__SHORT EXERCISE__. Please repeat all of the lines that follow, exactly as written.

Entries from a dataset:
▶
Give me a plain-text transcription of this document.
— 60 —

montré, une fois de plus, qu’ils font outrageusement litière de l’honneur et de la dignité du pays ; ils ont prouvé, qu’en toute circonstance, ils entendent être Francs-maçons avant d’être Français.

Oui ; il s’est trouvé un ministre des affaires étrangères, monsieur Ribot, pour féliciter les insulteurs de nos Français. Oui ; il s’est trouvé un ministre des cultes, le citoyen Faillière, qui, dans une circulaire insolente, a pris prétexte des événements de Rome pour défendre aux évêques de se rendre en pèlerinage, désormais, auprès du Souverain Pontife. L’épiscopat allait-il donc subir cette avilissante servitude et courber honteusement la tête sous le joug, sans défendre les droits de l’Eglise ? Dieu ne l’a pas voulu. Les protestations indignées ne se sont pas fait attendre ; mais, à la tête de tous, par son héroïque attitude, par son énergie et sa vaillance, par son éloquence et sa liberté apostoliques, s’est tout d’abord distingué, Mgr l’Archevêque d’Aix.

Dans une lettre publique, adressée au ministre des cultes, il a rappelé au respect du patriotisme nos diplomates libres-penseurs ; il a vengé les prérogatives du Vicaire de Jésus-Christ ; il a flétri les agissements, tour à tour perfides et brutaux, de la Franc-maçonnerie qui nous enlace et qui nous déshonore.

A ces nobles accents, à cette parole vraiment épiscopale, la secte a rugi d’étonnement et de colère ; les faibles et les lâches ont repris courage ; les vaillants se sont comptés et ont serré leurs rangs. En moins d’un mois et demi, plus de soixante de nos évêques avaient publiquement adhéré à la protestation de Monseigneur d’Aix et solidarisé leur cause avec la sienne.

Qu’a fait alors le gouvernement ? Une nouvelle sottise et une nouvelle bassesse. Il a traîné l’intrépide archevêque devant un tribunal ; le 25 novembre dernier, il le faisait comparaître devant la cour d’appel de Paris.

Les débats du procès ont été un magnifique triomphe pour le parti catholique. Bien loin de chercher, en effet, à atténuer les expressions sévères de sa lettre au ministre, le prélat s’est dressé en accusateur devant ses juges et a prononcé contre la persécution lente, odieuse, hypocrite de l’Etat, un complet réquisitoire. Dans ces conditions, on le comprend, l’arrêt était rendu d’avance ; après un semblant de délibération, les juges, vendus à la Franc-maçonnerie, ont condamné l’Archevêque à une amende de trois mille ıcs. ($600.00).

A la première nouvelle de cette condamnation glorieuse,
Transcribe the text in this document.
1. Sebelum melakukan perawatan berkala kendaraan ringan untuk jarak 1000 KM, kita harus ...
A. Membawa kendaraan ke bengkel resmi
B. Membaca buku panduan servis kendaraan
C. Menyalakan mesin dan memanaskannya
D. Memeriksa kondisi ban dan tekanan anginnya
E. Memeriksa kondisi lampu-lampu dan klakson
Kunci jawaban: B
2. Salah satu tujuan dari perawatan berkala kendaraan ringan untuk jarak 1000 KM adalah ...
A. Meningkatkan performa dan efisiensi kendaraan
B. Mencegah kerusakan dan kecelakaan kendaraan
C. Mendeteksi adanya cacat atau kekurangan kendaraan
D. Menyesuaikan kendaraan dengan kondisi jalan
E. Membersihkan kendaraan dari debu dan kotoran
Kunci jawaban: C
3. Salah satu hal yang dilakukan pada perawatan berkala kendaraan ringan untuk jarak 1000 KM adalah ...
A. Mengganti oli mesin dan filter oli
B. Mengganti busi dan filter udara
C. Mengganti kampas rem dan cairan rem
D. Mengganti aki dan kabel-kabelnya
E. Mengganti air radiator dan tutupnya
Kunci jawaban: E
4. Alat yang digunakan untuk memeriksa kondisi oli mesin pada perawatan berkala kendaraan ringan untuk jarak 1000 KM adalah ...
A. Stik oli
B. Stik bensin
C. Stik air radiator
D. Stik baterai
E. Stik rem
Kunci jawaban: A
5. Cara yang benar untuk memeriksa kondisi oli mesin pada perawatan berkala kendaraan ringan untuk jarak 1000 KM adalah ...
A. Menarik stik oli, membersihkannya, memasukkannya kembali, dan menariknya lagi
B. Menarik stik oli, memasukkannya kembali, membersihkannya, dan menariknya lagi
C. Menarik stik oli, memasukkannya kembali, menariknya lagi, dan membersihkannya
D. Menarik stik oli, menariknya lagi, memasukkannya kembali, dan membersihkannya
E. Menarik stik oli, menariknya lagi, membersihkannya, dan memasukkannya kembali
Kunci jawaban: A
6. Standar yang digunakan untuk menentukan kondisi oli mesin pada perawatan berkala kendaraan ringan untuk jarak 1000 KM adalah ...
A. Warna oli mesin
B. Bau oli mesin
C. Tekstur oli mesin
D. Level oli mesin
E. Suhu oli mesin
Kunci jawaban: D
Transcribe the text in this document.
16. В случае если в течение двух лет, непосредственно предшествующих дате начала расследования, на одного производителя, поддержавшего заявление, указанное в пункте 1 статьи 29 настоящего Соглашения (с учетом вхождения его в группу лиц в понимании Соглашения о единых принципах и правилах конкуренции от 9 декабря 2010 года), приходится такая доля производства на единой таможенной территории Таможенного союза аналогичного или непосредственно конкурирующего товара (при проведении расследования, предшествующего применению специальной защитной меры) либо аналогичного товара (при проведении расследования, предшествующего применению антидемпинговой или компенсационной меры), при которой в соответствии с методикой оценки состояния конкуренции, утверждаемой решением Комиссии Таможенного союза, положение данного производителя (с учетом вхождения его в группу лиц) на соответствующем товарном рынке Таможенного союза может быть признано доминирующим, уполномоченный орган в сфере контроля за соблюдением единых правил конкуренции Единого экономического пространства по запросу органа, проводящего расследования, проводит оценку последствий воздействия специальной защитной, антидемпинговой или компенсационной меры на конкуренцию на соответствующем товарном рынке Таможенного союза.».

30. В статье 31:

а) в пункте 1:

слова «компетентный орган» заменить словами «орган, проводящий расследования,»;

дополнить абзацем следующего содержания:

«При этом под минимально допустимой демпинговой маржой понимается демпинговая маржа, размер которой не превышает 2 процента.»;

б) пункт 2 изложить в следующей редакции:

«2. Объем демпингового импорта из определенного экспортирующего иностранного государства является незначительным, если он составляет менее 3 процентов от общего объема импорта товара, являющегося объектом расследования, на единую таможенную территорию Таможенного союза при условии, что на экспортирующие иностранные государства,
◀
__SOLUTION FOR THIS EXERCISE__.
Give me a plain-text transcription of this document.
— 60 —

montré, une fois de plus, qu’ils font outrageusement litière de l’honneur et de la dignité du pays ; ils ont prouvé, qu’en toute circonstance, ils entendent être Francs-maçons avant d’être Français.

Oui ; il s’est trouvé un ministre des affaires étrangères, monsieur Ribot, pour féliciter les insulteurs de nos Français. Oui ; il s’est trouvé un ministre des cultes, le citoyen Faillière, qui, dans une circulaire insolente, a pris prétexte des événements de Rome pour défendre aux évêques de se rendre en pèlerinage, désormais, auprès du Souverain Pontife. L’épiscopat allait-il donc subir cette avilissante servitude et courber honteusement la tête sous le joug, sans défendre les droits de l’Eglise ? Dieu ne l’a pas voulu. Les protestations indignées ne se sont pas fait attendre ; mais, à la tête de tous, par son héroïque attitude, par son énergie et sa vaillance, par son éloquence et sa liberté apostoliques, s’est tout d’abord distingué, Mgr l’Archevêque d’Aix.

Dans une lettre publique, adressée au ministre des cultes, il a rappelé au respect du patriotisme nos diplomates libres-penseurs ; il a vengé les prérogatives du Vicaire de Jésus-Christ ; il a flétri les agissements, tour à tour perfides et brutaux, de la Franc-maçonnerie qui nous enlace et qui nous déshonore.

A ces nobles accents, à cette parole vraiment épiscopale, la secte a rugi d’étonnement et de colère ; les faibles et les lâches ont repris courage ; les vaillants se sont comptés et ont serré leurs rangs. En moins d’un mois et demi, plus de soixante de nos évêques avaient publiquement adhéré à la protestation de Monseigneur d’Aix et solidarisé leur cause avec la sienne.

Qu’a fait alors le gouvernement ? Une nouvelle sottise et une nouvelle bassesse. Il a traîné l’intrépide archevêque devant un tribunal ; le 25 novembre dernier, il le faisait comparaître devant la cour d’appel de Paris.

Les débats du procès ont été un magnifique triomphe pour le parti catholique. Bien loin de chercher, en effet, à atténuer les expressions sévères de sa lettre au ministre, le prélat s’est dressé en accusateur devant ses juges et a prononcé contre la persécution lente, odieuse, hypocrite de l’Etat, un complet réquisitoire. Dans ces conditions, on le comprend, l’arrêt était rendu d’avance ; après un semblant de délibération, les juges, vendus à la Franc-maçonnerie, ont condamné l’Archevêque à une amende de trois mille ıcs. ($600.00).

A la première nouvelle de cette condamnation glorieuse,
Transcribe the text in this document.
1. Sebelum melakukan perawatan berkala kendaraan ringan untuk jarak 1000 KM, kita harus ...
A. Membawa kendaraan ke bengkel resmi
B. Membaca buku panduan servis kendaraan
C. Menyalakan mesin dan memanaskannya
D. Memeriksa kondisi ban dan tekanan anginnya
E. Memeriksa kondisi lampu-lampu dan klakson
Kunci jawaban: B
2. Salah satu tujuan dari perawatan berkala kendaraan ringan untuk jarak 1000 KM adalah ...
A. Meningkatkan performa dan efisiensi kendaraan
B. Mencegah kerusakan dan kecelakaan kendaraan
C. Mendeteksi adanya cacat atau kekurangan kendaraan
D. Menyesuaikan kendaraan dengan kondisi jalan
E. Membersihkan kendaraan dari debu dan kotoran
Kunci jawaban: C
3. Salah satu hal yang dilakukan pada perawatan berkala kendaraan ringan untuk jarak 1000 KM adalah ...
A. Mengganti oli mesin dan filter oli
B. Mengganti busi dan filter udara
C. Mengganti kampas rem dan cairan rem
D. Mengganti aki dan kabel-kabelnya
E. Mengganti air radiator dan tutupnya
Kunci jawaban: E
4. Alat yang digunakan untuk memeriksa kondisi oli mesin pada perawatan berkala kendaraan ringan untuk jarak 1000 KM adalah ...
A. Stik oli
B. Stik bensin
C. Stik air radiator
D. Stik baterai
E. Stik rem
Kunci jawaban: A
5. Cara yang benar untuk memeriksa kondisi oli mesin pada perawatan berkala kendaraan ringan untuk jarak 1000 KM adalah ...
A. Menarik stik oli, membersihkannya, memasukkannya kembali, dan menariknya lagi
B. Menarik stik oli, memasukkannya kembali, membersihkannya, dan menariknya lagi
C. Menarik stik oli, memasukkannya kembali, menariknya lagi, dan membersihkannya
D. Menarik stik oli, menariknya lagi, memasukkannya kembali, dan membersihkannya
E. Menarik stik oli, menariknya lagi, membersihkannya, dan memasukkannya kembali
Kunci jawaban: A
6. Standar yang digunakan untuk menentukan kondisi oli mesin pada perawatan berkala kendaraan ringan untuk jarak 1000 KM adalah ...
A. Warna oli mesin
B. Bau oli mesin
C. Tekstur oli mesin
D. Level oli mesin
E. Suhu oli mesin
Kunci jawaban: D
Transcribe the text in this document.
16. В случае если в течение двух лет, непосредственно предшествующих дате начала расследования, на одного производителя, поддержавшего заявление, указанное в пункте 1 статьи 29 настоящего Соглашения (с учетом вхождения его в группу лиц в понимании Соглашения о единых принципах и правилах конкуренции от 9 декабря 2010 года), приходится такая доля производства на единой таможенной территории Таможенного союза аналогичного или непосредственно конкурирующего товара (при проведении расследования, предшествующего применению специальной защитной меры) либо аналогичного товара (при проведении расследования, предшествующего применению антидемпинговой или компенсационной меры), при которой в соответствии с методикой оценки состояния конкуренции, утверждаемой решением Комиссии Таможенного союза, положение данного производителя (с учетом вхождения его в группу лиц) на соответствующем товарном рынке Таможенного союза может быть признано доминирующим, уполномоченный орган в сфере контроля за соблюдением единых правил конкуренции Единого экономического пространства по запросу органа, проводящего расследования, проводит оценку последствий воздействия специальной защитной, антидемпинговой или компенсационной меры на конкуренцию на соответствующем товарном рынке Таможенного союза.».

30. В статье 31:

а) в пункте 1:

слова «компетентный орган» заменить словами «орган, проводящий расследования,»;

дополнить абзацем следующего содержания:

«При этом под минимально допустимой демпинговой маржой понимается демпинговая маржа, размер которой не превышает 2 процента.»;

б) пункт 2 изложить в следующей редакции:

«2. Объем демпингового импорта из определенного экспортирующего иностранного государства является незначительным, если он составляет менее 3 процентов от общего объема импорта товара, являющегося объектом расследования, на единую таможенную территорию Таможенного союза при условии, что на экспортирующие иностранные государства,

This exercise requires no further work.